§ **What is needed**: Exclude any images and output the remaining records exactly.

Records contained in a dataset
## start
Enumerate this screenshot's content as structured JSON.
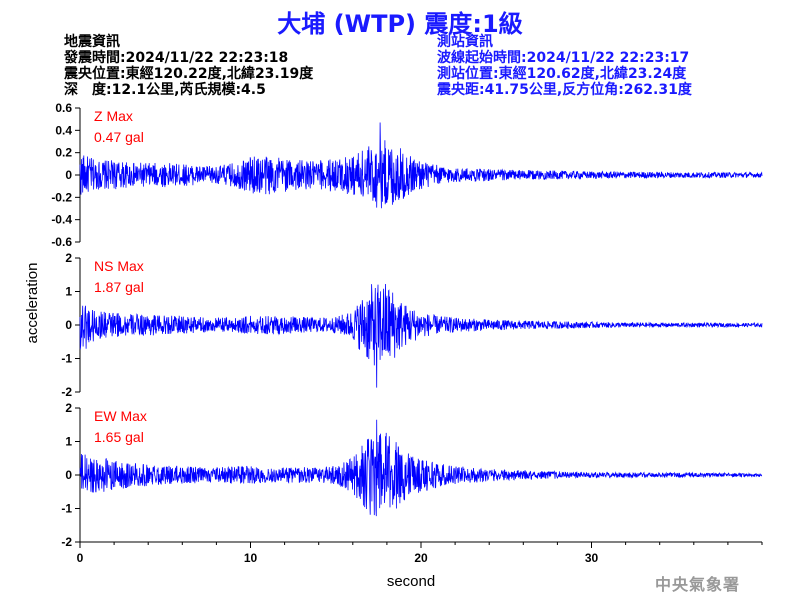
{
  "title": "大埔 (WTP) 震度:1級",
  "event_info": {
    "heading": "地震資訊",
    "time": "發震時間:2024/11/22 22:23:18",
    "location": "震央位置:東經120.22度,北緯23.19度",
    "depth_magnitude": "深　度:12.1公里,芮氏規模:4.5"
  },
  "station_info": {
    "heading": "測站資訊",
    "wave_start": "波線起始時間:2024/11/22 22:23:17",
    "location": "測站位置:東經120.62度,北緯23.24度",
    "distance_azimuth": "震央距:41.75公里,反方位角:262.31度"
  },
  "agency": "中央氣象署",
  "colors": {
    "trace": "#0000ff",
    "max_label": "#ff0000",
    "axis": "#000000",
    "title": "#1a1aff"
  },
  "chart_data": [
    {
      "type": "line",
      "component": "Z",
      "max_label": "Z Max",
      "max_value": "0.47 gal",
      "ylim": [
        -0.6,
        0.6
      ],
      "yticks": [
        -0.6,
        -0.4,
        -0.2,
        0,
        0.2,
        0.4,
        0.6
      ],
      "ytick_labels": [
        "-0.6",
        "-0.4",
        "-0.2",
        "0",
        "0.2",
        "0.4",
        "0.6"
      ],
      "peak": 0.47,
      "envelope": [
        [
          0,
          0.18
        ],
        [
          1,
          0.12
        ],
        [
          2,
          0.12
        ],
        [
          3,
          0.1
        ],
        [
          4,
          0.1
        ],
        [
          5,
          0.1
        ],
        [
          6,
          0.09
        ],
        [
          7,
          0.08
        ],
        [
          8,
          0.07
        ],
        [
          9,
          0.1
        ],
        [
          10,
          0.15
        ],
        [
          11,
          0.17
        ],
        [
          12,
          0.14
        ],
        [
          13,
          0.12
        ],
        [
          14,
          0.12
        ],
        [
          15,
          0.14
        ],
        [
          16,
          0.17
        ],
        [
          17,
          0.25
        ],
        [
          18,
          0.3
        ],
        [
          19,
          0.2
        ],
        [
          20,
          0.12
        ],
        [
          21,
          0.08
        ],
        [
          22,
          0.06
        ],
        [
          24,
          0.05
        ],
        [
          26,
          0.04
        ],
        [
          28,
          0.035
        ],
        [
          30,
          0.03
        ],
        [
          34,
          0.025
        ],
        [
          40,
          0.02
        ]
      ]
    },
    {
      "type": "line",
      "component": "NS",
      "max_label": "NS Max",
      "max_value": "1.87 gal",
      "ylim": [
        -2,
        2
      ],
      "yticks": [
        -2,
        -1,
        0,
        1,
        2
      ],
      "ytick_labels": [
        "-2",
        "-1",
        "0",
        "1",
        "2"
      ],
      "peak": 1.87,
      "envelope": [
        [
          0,
          0.8
        ],
        [
          1,
          0.4
        ],
        [
          2,
          0.35
        ],
        [
          3,
          0.3
        ],
        [
          4,
          0.3
        ],
        [
          5,
          0.25
        ],
        [
          6,
          0.25
        ],
        [
          7,
          0.22
        ],
        [
          8,
          0.2
        ],
        [
          9,
          0.2
        ],
        [
          10,
          0.25
        ],
        [
          11,
          0.25
        ],
        [
          12,
          0.25
        ],
        [
          13,
          0.22
        ],
        [
          14,
          0.2
        ],
        [
          15,
          0.22
        ],
        [
          16,
          0.4
        ],
        [
          17,
          1.1
        ],
        [
          18,
          1.2
        ],
        [
          19,
          0.6
        ],
        [
          20,
          0.35
        ],
        [
          21,
          0.25
        ],
        [
          22,
          0.2
        ],
        [
          24,
          0.15
        ],
        [
          26,
          0.12
        ],
        [
          28,
          0.1
        ],
        [
          30,
          0.08
        ],
        [
          34,
          0.06
        ],
        [
          40,
          0.05
        ]
      ]
    },
    {
      "type": "line",
      "component": "EW",
      "max_label": "EW Max",
      "max_value": "1.65 gal",
      "ylim": [
        -2,
        2
      ],
      "yticks": [
        -2,
        -1,
        0,
        1,
        2
      ],
      "ytick_labels": [
        "-2",
        "-1",
        "0",
        "1",
        "2"
      ],
      "peak": 1.65,
      "envelope": [
        [
          0,
          0.6
        ],
        [
          1,
          0.5
        ],
        [
          2,
          0.4
        ],
        [
          3,
          0.35
        ],
        [
          4,
          0.3
        ],
        [
          5,
          0.25
        ],
        [
          6,
          0.25
        ],
        [
          7,
          0.22
        ],
        [
          8,
          0.2
        ],
        [
          9,
          0.25
        ],
        [
          10,
          0.25
        ],
        [
          11,
          0.2
        ],
        [
          12,
          0.2
        ],
        [
          13,
          0.22
        ],
        [
          14,
          0.2
        ],
        [
          15,
          0.25
        ],
        [
          16,
          0.5
        ],
        [
          17,
          1.1
        ],
        [
          18,
          1.2
        ],
        [
          19,
          0.7
        ],
        [
          20,
          0.45
        ],
        [
          21,
          0.35
        ],
        [
          22,
          0.25
        ],
        [
          24,
          0.18
        ],
        [
          26,
          0.12
        ],
        [
          28,
          0.1
        ],
        [
          30,
          0.08
        ],
        [
          34,
          0.06
        ],
        [
          40,
          0.05
        ]
      ]
    }
  ],
  "x_axis": {
    "label": "second",
    "xlim": [
      0,
      40
    ],
    "ticks": [
      0,
      10,
      20,
      30
    ],
    "tick_labels": [
      "0",
      "10",
      "20",
      "30"
    ]
  },
  "y_axis_label": "acceleration"
}
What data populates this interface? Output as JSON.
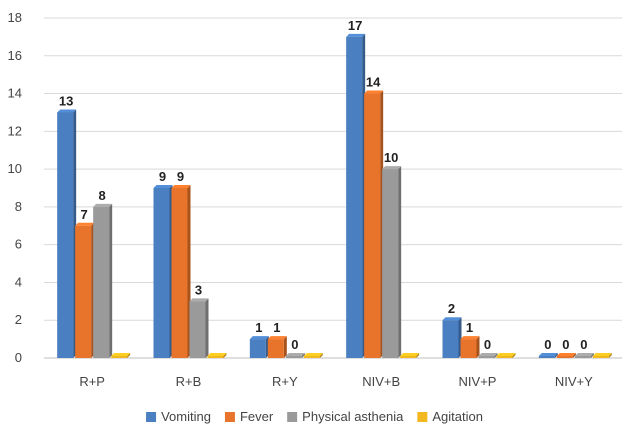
{
  "chart_data": {
    "type": "bar",
    "categories": [
      "R+P",
      "R+B",
      "R+Y",
      "NIV+B",
      "NIV+P",
      "NIV+Y"
    ],
    "series": [
      {
        "name": "Vomiting",
        "values": [
          13,
          9,
          1,
          17,
          2,
          0
        ],
        "color": "#4a7fc1"
      },
      {
        "name": "Fever",
        "values": [
          7,
          9,
          1,
          14,
          1,
          0
        ],
        "color": "#e8732a"
      },
      {
        "name": "Physical asthenia",
        "values": [
          8,
          3,
          0,
          10,
          0,
          0
        ],
        "color": "#9a9a9a"
      },
      {
        "name": "Agitation",
        "values": [
          0,
          0,
          0,
          0,
          0,
          0
        ],
        "color": "#f2b81f"
      }
    ],
    "labeled_series": [
      "Vomiting",
      "Fever",
      "Physical asthenia"
    ],
    "ylim": [
      0,
      18
    ],
    "yticks": [
      0,
      2,
      4,
      6,
      8,
      10,
      12,
      14,
      16,
      18
    ],
    "grid": true,
    "legend_position": "bottom",
    "title": "",
    "xlabel": "",
    "ylabel": ""
  }
}
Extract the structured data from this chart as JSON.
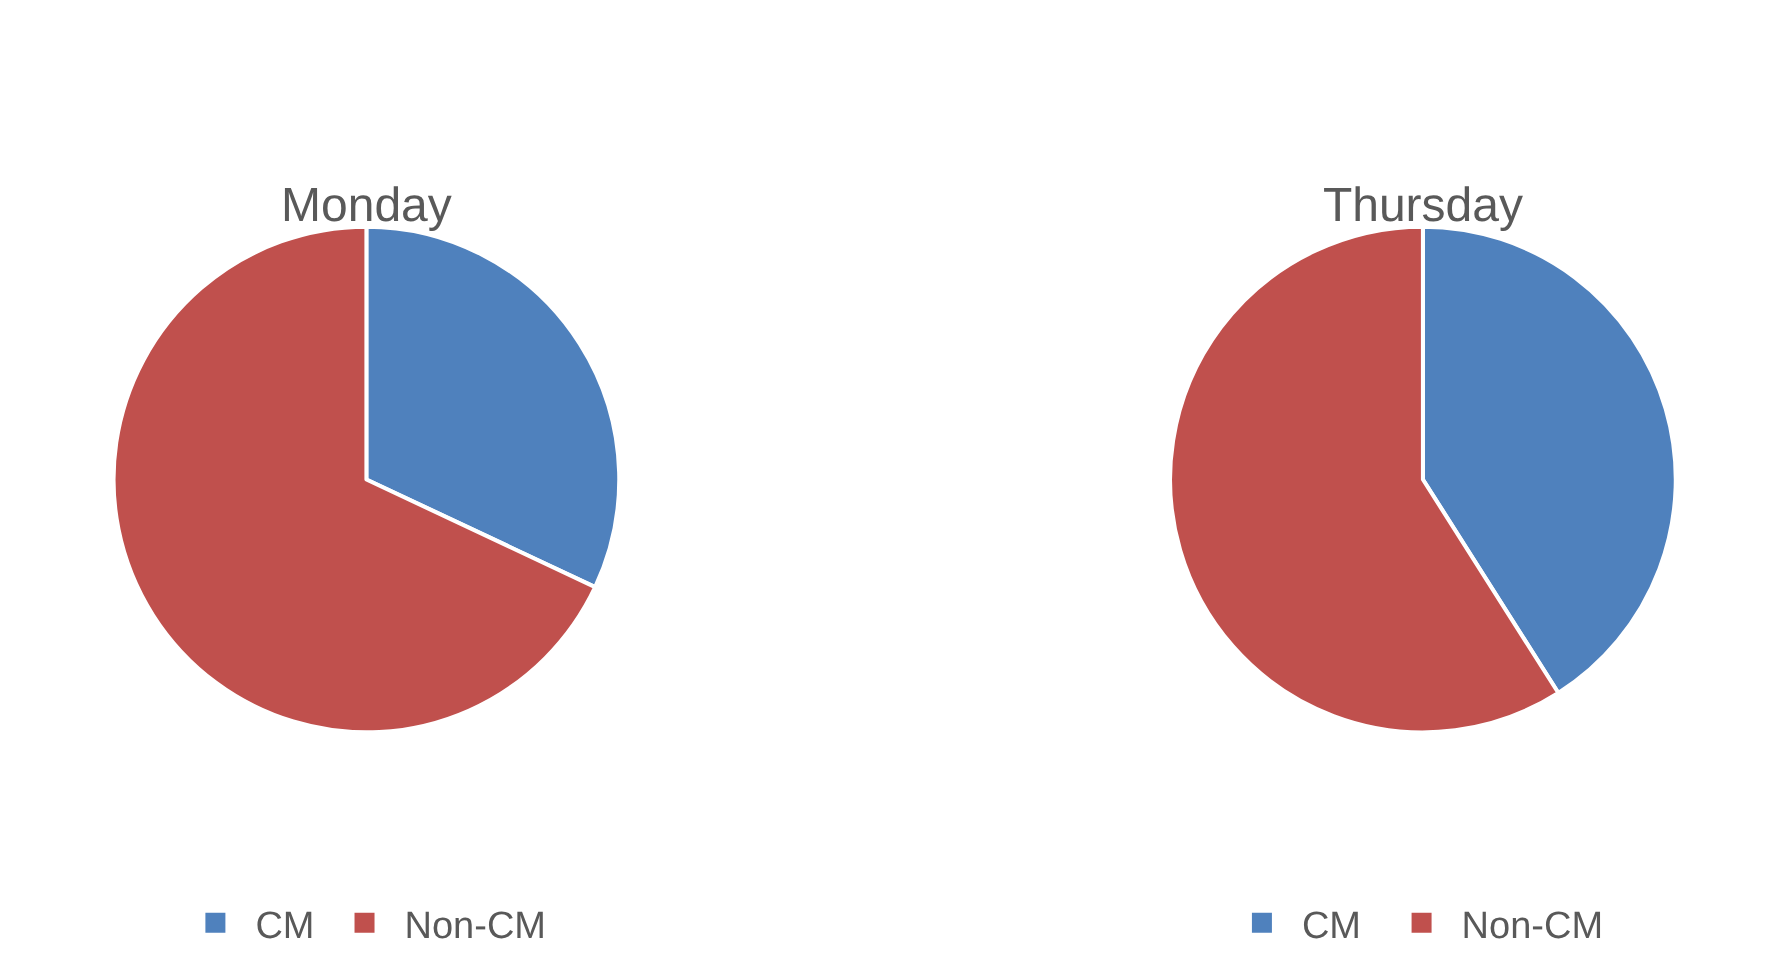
## end
§ **The answer**:
Enumerate this screenshot's content as structured JSON.
{
  "title": "大埔 (WTP) 震度:1級",
  "event_info": {
    "heading": "地震資訊",
    "time": "發震時間:2024/11/22 22:23:18",
    "location": "震央位置:東經120.22度,北緯23.19度",
    "depth_magnitude": "深　度:12.1公里,芮氏規模:4.5"
  },
  "station_info": {
    "heading": "測站資訊",
    "wave_start": "波線起始時間:2024/11/22 22:23:17",
    "location": "測站位置:東經120.62度,北緯23.24度",
    "distance_azimuth": "震央距:41.75公里,反方位角:262.31度"
  },
  "agency": "中央氣象署",
  "colors": {
    "trace": "#0000ff",
    "max_label": "#ff0000",
    "axis": "#000000",
    "title": "#1a1aff"
  },
  "chart_data": [
    {
      "type": "line",
      "component": "Z",
      "max_label": "Z Max",
      "max_value": "0.47 gal",
      "ylim": [
        -0.6,
        0.6
      ],
      "yticks": [
        -0.6,
        -0.4,
        -0.2,
        0,
        0.2,
        0.4,
        0.6
      ],
      "ytick_labels": [
        "-0.6",
        "-0.4",
        "-0.2",
        "0",
        "0.2",
        "0.4",
        "0.6"
      ],
      "peak": 0.47,
      "envelope": [
        [
          0,
          0.18
        ],
        [
          1,
          0.12
        ],
        [
          2,
          0.12
        ],
        [
          3,
          0.1
        ],
        [
          4,
          0.1
        ],
        [
          5,
          0.1
        ],
        [
          6,
          0.09
        ],
        [
          7,
          0.08
        ],
        [
          8,
          0.07
        ],
        [
          9,
          0.1
        ],
        [
          10,
          0.15
        ],
        [
          11,
          0.17
        ],
        [
          12,
          0.14
        ],
        [
          13,
          0.12
        ],
        [
          14,
          0.12
        ],
        [
          15,
          0.14
        ],
        [
          16,
          0.17
        ],
        [
          17,
          0.25
        ],
        [
          18,
          0.3
        ],
        [
          19,
          0.2
        ],
        [
          20,
          0.12
        ],
        [
          21,
          0.08
        ],
        [
          22,
          0.06
        ],
        [
          24,
          0.05
        ],
        [
          26,
          0.04
        ],
        [
          28,
          0.035
        ],
        [
          30,
          0.03
        ],
        [
          34,
          0.025
        ],
        [
          40,
          0.02
        ]
      ]
    },
    {
      "type": "line",
      "component": "NS",
      "max_label": "NS Max",
      "max_value": "1.87 gal",
      "ylim": [
        -2,
        2
      ],
      "yticks": [
        -2,
        -1,
        0,
        1,
        2
      ],
      "ytick_labels": [
        "-2",
        "-1",
        "0",
        "1",
        "2"
      ],
      "peak": 1.87,
      "envelope": [
        [
          0,
          0.8
        ],
        [
          1,
          0.4
        ],
        [
          2,
          0.35
        ],
        [
          3,
          0.3
        ],
        [
          4,
          0.3
        ],
        [
          5,
          0.25
        ],
        [
          6,
          0.25
        ],
        [
          7,
          0.22
        ],
        [
          8,
          0.2
        ],
        [
          9,
          0.2
        ],
        [
          10,
          0.25
        ],
        [
          11,
          0.25
        ],
        [
          12,
          0.25
        ],
        [
          13,
          0.22
        ],
        [
          14,
          0.2
        ],
        [
          15,
          0.22
        ],
        [
          16,
          0.4
        ],
        [
          17,
          1.1
        ],
        [
          18,
          1.2
        ],
        [
          19,
          0.6
        ],
        [
          20,
          0.35
        ],
        [
          21,
          0.25
        ],
        [
          22,
          0.2
        ],
        [
          24,
          0.15
        ],
        [
          26,
          0.12
        ],
        [
          28,
          0.1
        ],
        [
          30,
          0.08
        ],
        [
          34,
          0.06
        ],
        [
          40,
          0.05
        ]
      ]
    },
    {
      "type": "line",
      "component": "EW",
      "max_label": "EW Max",
      "max_value": "1.65 gal",
      "ylim": [
        -2,
        2
      ],
      "yticks": [
        -2,
        -1,
        0,
        1,
        2
      ],
      "ytick_labels": [
        "-2",
        "-1",
        "0",
        "1",
        "2"
      ],
      "peak": 1.65,
      "envelope": [
        [
          0,
          0.6
        ],
        [
          1,
          0.5
        ],
        [
          2,
          0.4
        ],
        [
          3,
          0.35
        ],
        [
          4,
          0.3
        ],
        [
          5,
          0.25
        ],
        [
          6,
          0.25
        ],
        [
          7,
          0.22
        ],
        [
          8,
          0.2
        ],
        [
          9,
          0.25
        ],
        [
          10,
          0.25
        ],
        [
          11,
          0.2
        ],
        [
          12,
          0.2
        ],
        [
          13,
          0.22
        ],
        [
          14,
          0.2
        ],
        [
          15,
          0.25
        ],
        [
          16,
          0.5
        ],
        [
          17,
          1.1
        ],
        [
          18,
          1.2
        ],
        [
          19,
          0.7
        ],
        [
          20,
          0.45
        ],
        [
          21,
          0.35
        ],
        [
          22,
          0.25
        ],
        [
          24,
          0.18
        ],
        [
          26,
          0.12
        ],
        [
          28,
          0.1
        ],
        [
          30,
          0.08
        ],
        [
          34,
          0.06
        ],
        [
          40,
          0.05
        ]
      ]
    }
  ],
  "x_axis": {
    "label": "second",
    "xlim": [
      0,
      40
    ],
    "ticks": [
      0,
      10,
      20,
      30
    ],
    "tick_labels": [
      "0",
      "10",
      "20",
      "30"
    ]
  },
  "y_axis_label": "acceleration"
}
What data populates this interface? Output as JSON.
{
  "chart_data": {
    "type": "bar",
    "categories": [
      "R+P",
      "R+B",
      "R+Y",
      "NIV+B",
      "NIV+P",
      "NIV+Y"
    ],
    "series": [
      {
        "name": "Vomiting",
        "values": [
          13,
          9,
          1,
          17,
          2,
          0
        ],
        "color": "#4a7fc1"
      },
      {
        "name": "Fever",
        "values": [
          7,
          9,
          1,
          14,
          1,
          0
        ],
        "color": "#e8732a"
      },
      {
        "name": "Physical asthenia",
        "values": [
          8,
          3,
          0,
          10,
          0,
          0
        ],
        "color": "#9a9a9a"
      },
      {
        "name": "Agitation",
        "values": [
          0,
          0,
          0,
          0,
          0,
          0
        ],
        "color": "#f2b81f"
      }
    ],
    "labeled_series": [
      "Vomiting",
      "Fever",
      "Physical asthenia"
    ],
    "ylim": [
      0,
      18
    ],
    "yticks": [
      0,
      2,
      4,
      6,
      8,
      10,
      12,
      14,
      16,
      18
    ],
    "grid": true,
    "legend_position": "bottom",
    "title": "",
    "xlabel": "",
    "ylabel": ""
  }
}
Extract the structured data from this chart as JSON.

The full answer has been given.